- Data supplied -
— Begin —

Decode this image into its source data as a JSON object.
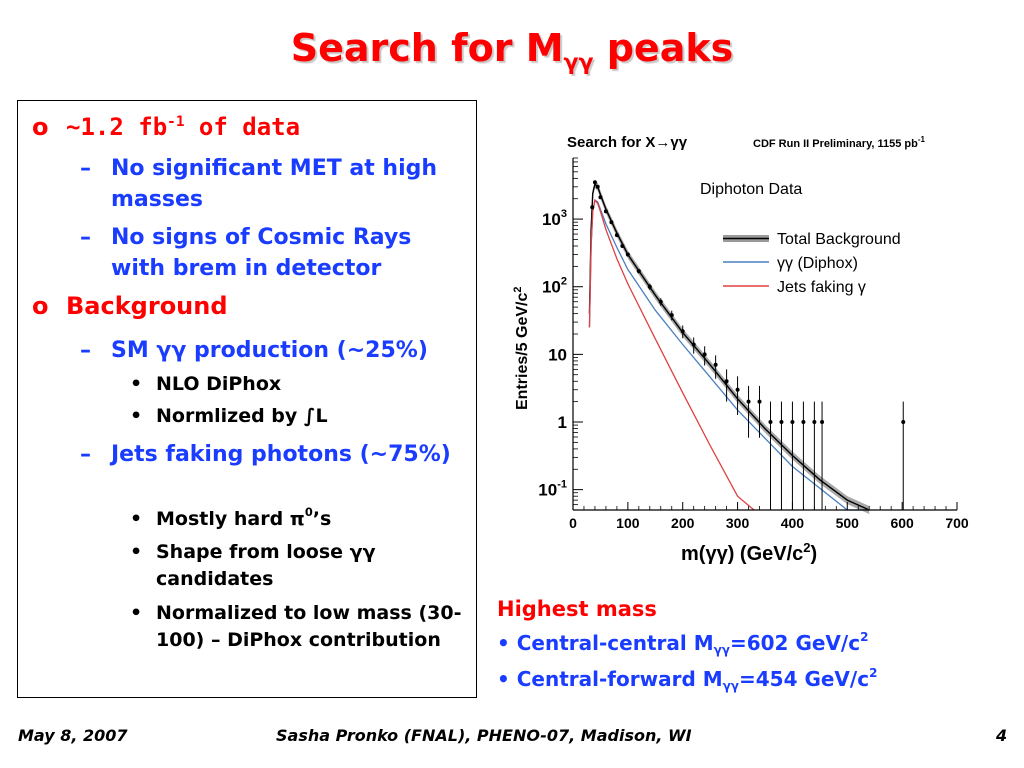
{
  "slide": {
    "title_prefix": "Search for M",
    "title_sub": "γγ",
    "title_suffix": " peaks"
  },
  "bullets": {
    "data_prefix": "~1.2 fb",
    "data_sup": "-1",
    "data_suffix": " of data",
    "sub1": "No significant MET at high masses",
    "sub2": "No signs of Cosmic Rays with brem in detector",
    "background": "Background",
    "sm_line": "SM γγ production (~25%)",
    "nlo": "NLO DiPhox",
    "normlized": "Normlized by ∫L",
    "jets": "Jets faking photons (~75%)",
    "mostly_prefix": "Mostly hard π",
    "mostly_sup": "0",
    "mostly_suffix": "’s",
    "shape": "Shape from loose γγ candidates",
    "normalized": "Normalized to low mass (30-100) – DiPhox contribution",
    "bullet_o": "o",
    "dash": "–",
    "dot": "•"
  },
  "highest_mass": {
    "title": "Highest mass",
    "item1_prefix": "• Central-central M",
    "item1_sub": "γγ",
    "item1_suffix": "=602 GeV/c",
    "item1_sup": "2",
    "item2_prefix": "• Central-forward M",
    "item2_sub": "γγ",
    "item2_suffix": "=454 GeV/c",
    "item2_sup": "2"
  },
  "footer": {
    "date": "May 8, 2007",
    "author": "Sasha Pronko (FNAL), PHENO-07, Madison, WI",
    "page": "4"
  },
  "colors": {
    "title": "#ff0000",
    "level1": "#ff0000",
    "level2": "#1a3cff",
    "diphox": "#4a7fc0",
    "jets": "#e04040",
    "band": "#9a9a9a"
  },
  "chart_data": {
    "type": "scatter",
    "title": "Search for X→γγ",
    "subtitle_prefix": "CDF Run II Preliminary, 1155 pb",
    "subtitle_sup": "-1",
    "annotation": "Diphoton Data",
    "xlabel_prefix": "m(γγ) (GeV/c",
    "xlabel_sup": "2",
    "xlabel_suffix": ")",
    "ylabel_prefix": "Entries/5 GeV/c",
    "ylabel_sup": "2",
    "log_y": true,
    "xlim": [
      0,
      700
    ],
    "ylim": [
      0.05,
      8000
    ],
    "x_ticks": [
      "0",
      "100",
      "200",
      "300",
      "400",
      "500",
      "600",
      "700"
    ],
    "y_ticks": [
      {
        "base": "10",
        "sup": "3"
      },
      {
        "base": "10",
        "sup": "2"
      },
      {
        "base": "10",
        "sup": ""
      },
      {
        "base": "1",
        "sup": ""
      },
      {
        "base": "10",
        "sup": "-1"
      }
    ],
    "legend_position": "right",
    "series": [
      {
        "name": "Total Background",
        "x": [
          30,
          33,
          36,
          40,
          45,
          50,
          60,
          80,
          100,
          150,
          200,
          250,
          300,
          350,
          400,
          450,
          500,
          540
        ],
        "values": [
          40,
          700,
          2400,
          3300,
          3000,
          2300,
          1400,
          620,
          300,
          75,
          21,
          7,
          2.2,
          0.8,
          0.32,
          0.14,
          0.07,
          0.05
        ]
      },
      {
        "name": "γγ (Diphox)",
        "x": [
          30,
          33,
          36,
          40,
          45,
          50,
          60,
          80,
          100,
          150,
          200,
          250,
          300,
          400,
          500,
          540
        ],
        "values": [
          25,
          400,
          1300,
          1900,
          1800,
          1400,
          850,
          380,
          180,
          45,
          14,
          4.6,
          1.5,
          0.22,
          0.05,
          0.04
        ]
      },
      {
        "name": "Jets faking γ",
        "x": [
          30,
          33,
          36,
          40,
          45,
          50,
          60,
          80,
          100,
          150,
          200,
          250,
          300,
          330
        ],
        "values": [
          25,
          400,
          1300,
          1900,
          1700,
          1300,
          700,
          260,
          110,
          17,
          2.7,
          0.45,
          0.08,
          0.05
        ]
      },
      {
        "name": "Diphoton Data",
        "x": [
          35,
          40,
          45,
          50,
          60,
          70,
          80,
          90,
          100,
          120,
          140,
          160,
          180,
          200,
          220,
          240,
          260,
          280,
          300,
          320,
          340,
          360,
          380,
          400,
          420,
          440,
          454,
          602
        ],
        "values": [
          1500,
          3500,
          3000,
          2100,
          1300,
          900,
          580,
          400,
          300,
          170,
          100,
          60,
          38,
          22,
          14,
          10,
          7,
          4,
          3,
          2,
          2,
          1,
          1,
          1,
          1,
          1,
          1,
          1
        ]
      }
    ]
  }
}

— End —

- Problem statement -
State how many lines of the listing above include the word "Search". Give nothing but the number.

- Response -
2